SET PROBLEM: Scan the data beneath this task and copy each line that includes "type".

Dataset rows:
━━━━

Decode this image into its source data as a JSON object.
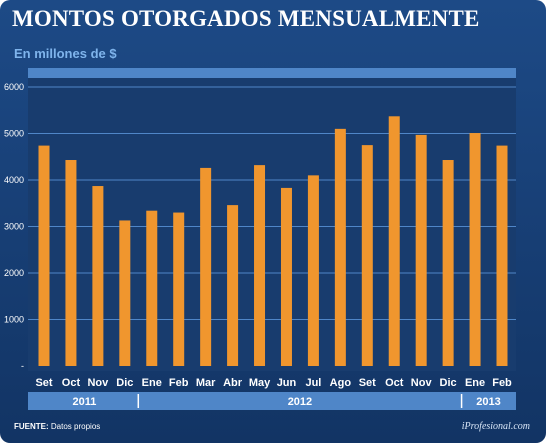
{
  "header": {
    "title": "MONTOS OTORGADOS MENSUALMENTE",
    "subtitle": "En millones de $"
  },
  "footer": {
    "source_label": "FUENTE:",
    "source_text": "Datos propios",
    "brand": "iProfesional.com"
  },
  "colors": {
    "bar": "#f0962e",
    "plot_bg": "#183c6e",
    "grid": "#4f86c8",
    "axis_band": "#4f86c8"
  },
  "chart_data": {
    "type": "bar",
    "title": "MONTOS OTORGADOS MENSUALMENTE",
    "subtitle": "En millones de $",
    "categories": [
      "Set",
      "Oct",
      "Nov",
      "Dic",
      "Ene",
      "Feb",
      "Mar",
      "Abr",
      "May",
      "Jun",
      "Jul",
      "Ago",
      "Set",
      "Oct",
      "Nov",
      "Dic",
      "Ene",
      "Feb"
    ],
    "values": [
      4740,
      4430,
      3870,
      3130,
      3340,
      3300,
      4260,
      3460,
      4320,
      3830,
      4100,
      5100,
      4750,
      5370,
      4970,
      4430,
      5010,
      4740
    ],
    "year_groups": [
      {
        "label": "2011",
        "start": 0,
        "end": 3
      },
      {
        "label": "2012",
        "start": 4,
        "end": 15
      },
      {
        "label": "2013",
        "start": 16,
        "end": 17
      }
    ],
    "ylim": [
      0,
      6000
    ],
    "yticks": [
      {
        "value": 0,
        "label": "-"
      },
      {
        "value": 1000,
        "label": "1000"
      },
      {
        "value": 2000,
        "label": "2000"
      },
      {
        "value": 3000,
        "label": "3000"
      },
      {
        "value": 4000,
        "label": "4000"
      },
      {
        "value": 5000,
        "label": "5000"
      },
      {
        "value": 6000,
        "label": "6000"
      }
    ],
    "grid": true,
    "legend": "none"
  }
}
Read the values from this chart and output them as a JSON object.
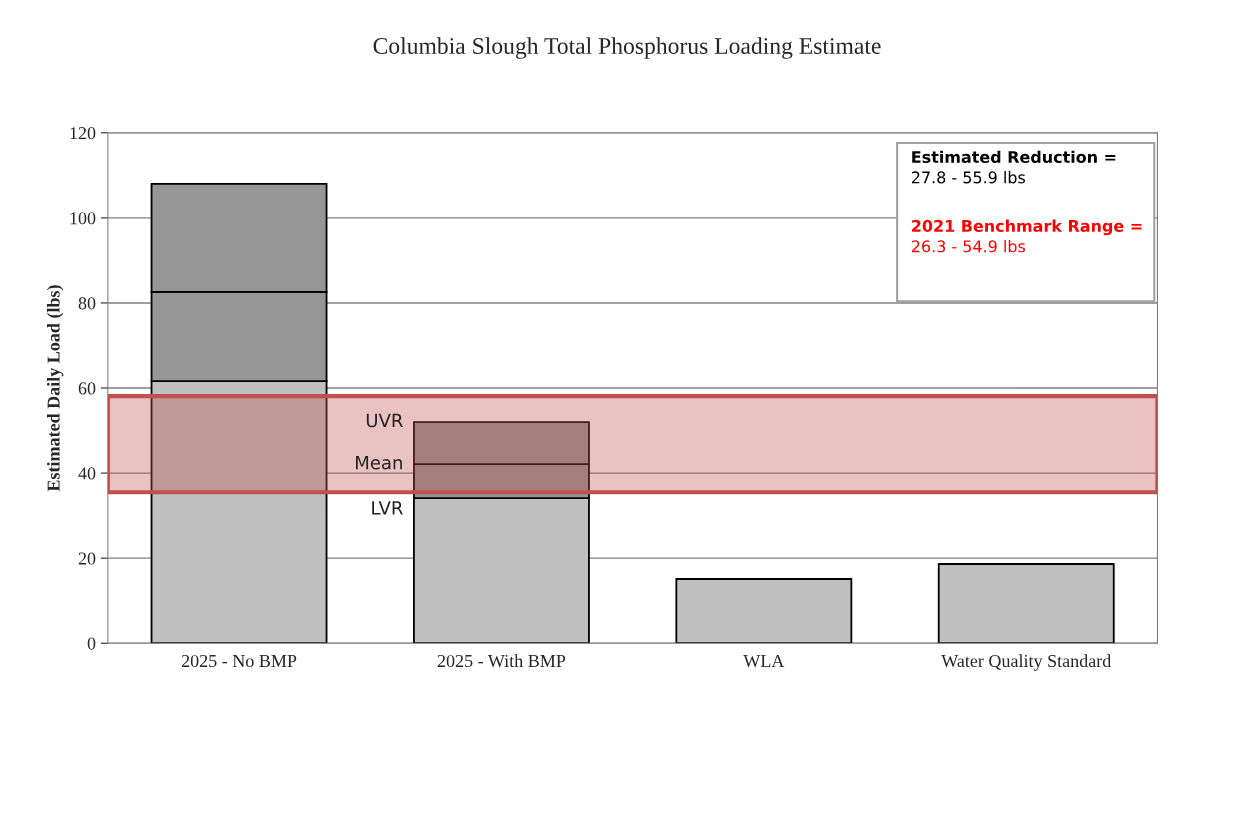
{
  "chart_data": {
    "type": "bar",
    "title": "Columbia Slough Total Phosphorus Loading Estimate",
    "ylabel": "Estimated Daily Load (lbs)",
    "categories": [
      "2025 - No BMP",
      "2025 - With BMP",
      "WLA",
      "Water Quality Standard"
    ],
    "stacked": true,
    "series": [
      {
        "color": "#c0c0c0",
        "values": [
          61.6,
          34.1,
          15.1,
          18.6
        ]
      },
      {
        "color": "#969696",
        "values": [
          21.0,
          8.0,
          null,
          null
        ]
      },
      {
        "color": "#969696",
        "values": [
          25.4,
          9.9,
          null,
          null
        ]
      }
    ],
    "ylim": [
      0,
      120
    ],
    "yticks": [
      0,
      20,
      40,
      60,
      80,
      100,
      120
    ],
    "grid": "y",
    "legend": false,
    "bands": [
      {
        "axis": "y",
        "from": 35.5,
        "to": 58.1,
        "color": "#c0504d"
      }
    ],
    "annotations": [
      "UVR",
      "Mean",
      "LVR",
      "Estimated Reduction =\n27.8 - 55.9 lbs",
      "2021 Benchmark Range =\n26.3 - 54.9 lbs"
    ]
  }
}
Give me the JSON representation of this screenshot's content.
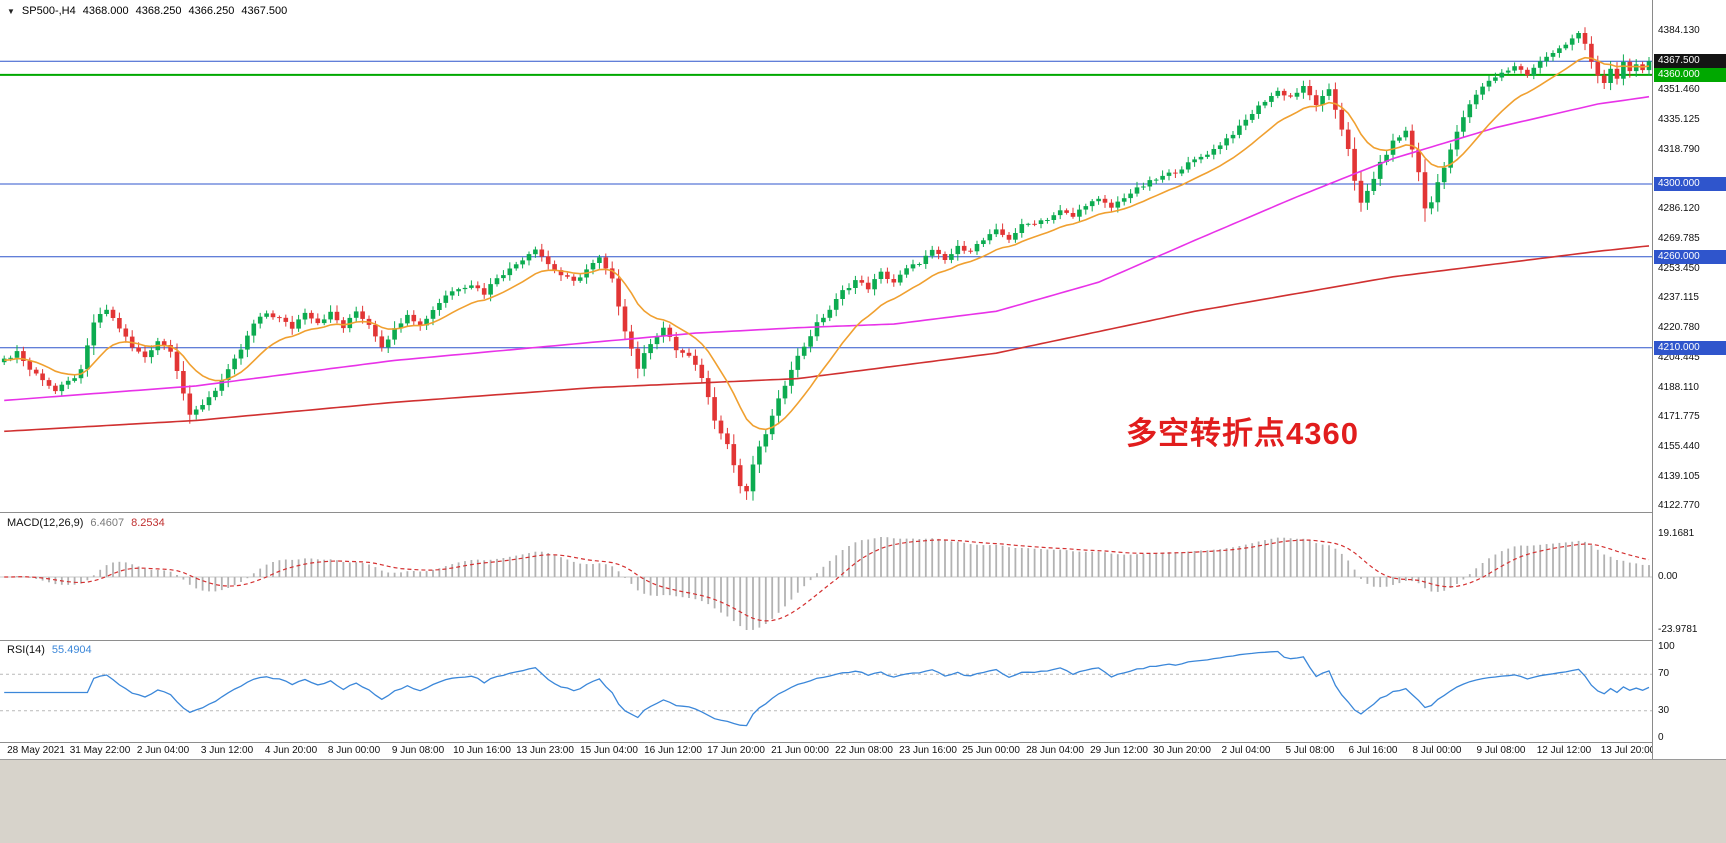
{
  "header": {
    "collapse_icon": "▼",
    "symbol_period": "SP500-,H4",
    "open": "4368.000",
    "high": "4368.250",
    "low": "4366.250",
    "close": "4367.500"
  },
  "annotation": {
    "text": "多空转折点4360",
    "color": "#e11d1d"
  },
  "macd_panel": {
    "title": "MACD(12,26,9)",
    "value_main": "6.4607",
    "value_signal": "8.2534"
  },
  "rsi_panel": {
    "title": "RSI(14)",
    "value": "55.4904"
  },
  "chart_data": {
    "type": "candlestick",
    "symbol": "SP500-",
    "timeframe": "H4",
    "candle_count": 258,
    "last_close": 4367.5,
    "close_waypoints": [
      [
        0,
        4203
      ],
      [
        2,
        4208
      ],
      [
        4,
        4198
      ],
      [
        6,
        4193
      ],
      [
        8,
        4186
      ],
      [
        10,
        4191
      ],
      [
        12,
        4197
      ],
      [
        14,
        4224
      ],
      [
        16,
        4231
      ],
      [
        18,
        4221
      ],
      [
        20,
        4210
      ],
      [
        22,
        4205
      ],
      [
        24,
        4214
      ],
      [
        26,
        4209
      ],
      [
        27,
        4198
      ],
      [
        29,
        4172
      ],
      [
        31,
        4179
      ],
      [
        33,
        4187
      ],
      [
        35,
        4197
      ],
      [
        37,
        4209
      ],
      [
        39,
        4223
      ],
      [
        41,
        4229
      ],
      [
        43,
        4226
      ],
      [
        45,
        4221
      ],
      [
        47,
        4230
      ],
      [
        49,
        4224
      ],
      [
        51,
        4229
      ],
      [
        53,
        4221
      ],
      [
        55,
        4230
      ],
      [
        57,
        4223
      ],
      [
        59,
        4211
      ],
      [
        61,
        4220
      ],
      [
        63,
        4229
      ],
      [
        65,
        4222
      ],
      [
        67,
        4231
      ],
      [
        69,
        4239
      ],
      [
        71,
        4243
      ],
      [
        73,
        4245
      ],
      [
        75,
        4240
      ],
      [
        77,
        4249
      ],
      [
        79,
        4253
      ],
      [
        81,
        4259
      ],
      [
        83,
        4265
      ],
      [
        85,
        4256
      ],
      [
        87,
        4250
      ],
      [
        89,
        4246
      ],
      [
        91,
        4253
      ],
      [
        93,
        4259
      ],
      [
        95,
        4247
      ],
      [
        97,
        4220
      ],
      [
        99,
        4199
      ],
      [
        101,
        4213
      ],
      [
        103,
        4221
      ],
      [
        105,
        4209
      ],
      [
        107,
        4205
      ],
      [
        109,
        4194
      ],
      [
        111,
        4171
      ],
      [
        113,
        4157
      ],
      [
        115,
        4134
      ],
      [
        116,
        4130
      ],
      [
        117,
        4146
      ],
      [
        119,
        4163
      ],
      [
        121,
        4181
      ],
      [
        123,
        4199
      ],
      [
        125,
        4211
      ],
      [
        127,
        4223
      ],
      [
        129,
        4231
      ],
      [
        131,
        4241
      ],
      [
        133,
        4247
      ],
      [
        135,
        4243
      ],
      [
        137,
        4251
      ],
      [
        139,
        4246
      ],
      [
        141,
        4253
      ],
      [
        143,
        4257
      ],
      [
        145,
        4263
      ],
      [
        147,
        4258
      ],
      [
        149,
        4265
      ],
      [
        151,
        4264
      ],
      [
        153,
        4269
      ],
      [
        155,
        4274
      ],
      [
        157,
        4270
      ],
      [
        159,
        4277
      ],
      [
        161,
        4279
      ],
      [
        163,
        4281
      ],
      [
        165,
        4285
      ],
      [
        167,
        4282
      ],
      [
        169,
        4289
      ],
      [
        171,
        4291
      ],
      [
        173,
        4287
      ],
      [
        175,
        4293
      ],
      [
        177,
        4297
      ],
      [
        179,
        4301
      ],
      [
        181,
        4304
      ],
      [
        183,
        4307
      ],
      [
        185,
        4311
      ],
      [
        187,
        4315
      ],
      [
        189,
        4319
      ],
      [
        191,
        4325
      ],
      [
        193,
        4331
      ],
      [
        195,
        4339
      ],
      [
        197,
        4346
      ],
      [
        199,
        4351
      ],
      [
        201,
        4348
      ],
      [
        203,
        4353
      ],
      [
        205,
        4344
      ],
      [
        207,
        4351
      ],
      [
        208,
        4341
      ],
      [
        210,
        4320
      ],
      [
        211,
        4301
      ],
      [
        212,
        4289
      ],
      [
        213,
        4296
      ],
      [
        215,
        4311
      ],
      [
        217,
        4323
      ],
      [
        219,
        4329
      ],
      [
        220,
        4319
      ],
      [
        221,
        4307
      ],
      [
        222,
        4286
      ],
      [
        223,
        4290
      ],
      [
        224,
        4301
      ],
      [
        226,
        4319
      ],
      [
        228,
        4337
      ],
      [
        230,
        4349
      ],
      [
        232,
        4357
      ],
      [
        234,
        4361
      ],
      [
        236,
        4365
      ],
      [
        238,
        4360
      ],
      [
        240,
        4367
      ],
      [
        242,
        4373
      ],
      [
        244,
        4377
      ],
      [
        246,
        4382
      ],
      [
        247,
        4377
      ],
      [
        248,
        4367
      ],
      [
        249,
        4359
      ],
      [
        250,
        4356
      ],
      [
        251,
        4363
      ],
      [
        252,
        4359
      ],
      [
        253,
        4366
      ],
      [
        254,
        4361
      ],
      [
        255,
        4365
      ],
      [
        256,
        4363
      ],
      [
        257,
        4367.5
      ]
    ],
    "extremes": {
      "high_index": 246,
      "high": 4384.13,
      "low_index": 116,
      "low": 4126.3
    },
    "ma_fast": {
      "type": "ema",
      "period": 13,
      "seed": 4203
    },
    "ma_mid_waypoints": [
      [
        0,
        4181
      ],
      [
        30,
        4189
      ],
      [
        61,
        4203
      ],
      [
        92,
        4213
      ],
      [
        108,
        4218
      ],
      [
        124,
        4221
      ],
      [
        139,
        4223
      ],
      [
        155,
        4230
      ],
      [
        171,
        4246
      ],
      [
        186,
        4269
      ],
      [
        202,
        4293
      ],
      [
        217,
        4314
      ],
      [
        233,
        4331
      ],
      [
        249,
        4344
      ],
      [
        257,
        4348
      ]
    ],
    "ma_slow_waypoints": [
      [
        0,
        4164
      ],
      [
        30,
        4170
      ],
      [
        61,
        4180
      ],
      [
        92,
        4188
      ],
      [
        124,
        4193
      ],
      [
        155,
        4207
      ],
      [
        186,
        4230
      ],
      [
        217,
        4249
      ],
      [
        249,
        4263
      ],
      [
        257,
        4266
      ]
    ],
    "macd": {
      "fast": 12,
      "slow": 26,
      "signal": 9,
      "ticks": [
        {
          "v": 19.1681,
          "label": "19.1681"
        },
        {
          "v": 0,
          "label": "0.00"
        },
        {
          "v": -23.9781,
          "label": "-23.9781"
        }
      ]
    },
    "rsi": {
      "period": 14,
      "levels": [
        70,
        30
      ],
      "ticks": [
        {
          "v": 100,
          "label": "100"
        },
        {
          "v": 70,
          "label": "70"
        },
        {
          "v": 30,
          "label": "30"
        },
        {
          "v": 0,
          "label": "0"
        }
      ]
    },
    "price_ticks": [
      4384.13,
      4351.46,
      4335.125,
      4318.79,
      4286.12,
      4269.785,
      4253.45,
      4237.115,
      4220.78,
      4204.445,
      4188.11,
      4171.775,
      4155.44,
      4139.105,
      4122.77
    ],
    "levels": [
      {
        "value": 4367.5,
        "label": "4367.500",
        "line": "#2f55cc",
        "box": "#141414",
        "width": 1
      },
      {
        "value": 4360,
        "label": "4360.000",
        "line": "#00a800",
        "box": "#00a800",
        "width": 2
      },
      {
        "value": 4300,
        "label": "4300.000",
        "line": "#2f55cc",
        "box": "#2f55cc",
        "width": 1
      },
      {
        "value": 4260,
        "label": "4260.000",
        "line": "#2f55cc",
        "box": "#2f55cc",
        "width": 1
      },
      {
        "value": 4210,
        "label": "4210.000",
        "line": "#2f55cc",
        "box": "#2f55cc",
        "width": 1
      }
    ],
    "time_labels": [
      "28 May 2021",
      "31 May 22:00",
      "2 Jun 04:00",
      "3 Jun 12:00",
      "4 Jun 20:00",
      "8 Jun 00:00",
      "9 Jun 08:00",
      "10 Jun 16:00",
      "13 Jun 23:00",
      "15 Jun 04:00",
      "16 Jun 12:00",
      "17 Jun 20:00",
      "21 Jun 00:00",
      "22 Jun 08:00",
      "23 Jun 16:00",
      "25 Jun 00:00",
      "28 Jun 04:00",
      "29 Jun 12:00",
      "30 Jun 20:00",
      "2 Jul 04:00",
      "5 Jul 08:00",
      "6 Jul 16:00",
      "8 Jul 00:00",
      "9 Jul 08:00",
      "12 Jul 12:00",
      "13 Jul 20:00"
    ]
  },
  "colors": {
    "up": "#0cab50",
    "down": "#e23535",
    "ma_fast": "#f0a030",
    "ma_mid": "#e832e8",
    "ma_slow": "#d03030",
    "macd_hist": "#b2b2b2",
    "macd_signal": "#d43030",
    "rsi_line": "#3b87d9",
    "level_blue": "#2f55cc",
    "level_green": "#00a800",
    "background": "#ffffff",
    "bottom_strip": "#d7d3cb"
  }
}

━━━━

TASK ANSWER:
    "type": "bar",
    "type": "bar",
    "type": "candlestick",
      "type": "ema",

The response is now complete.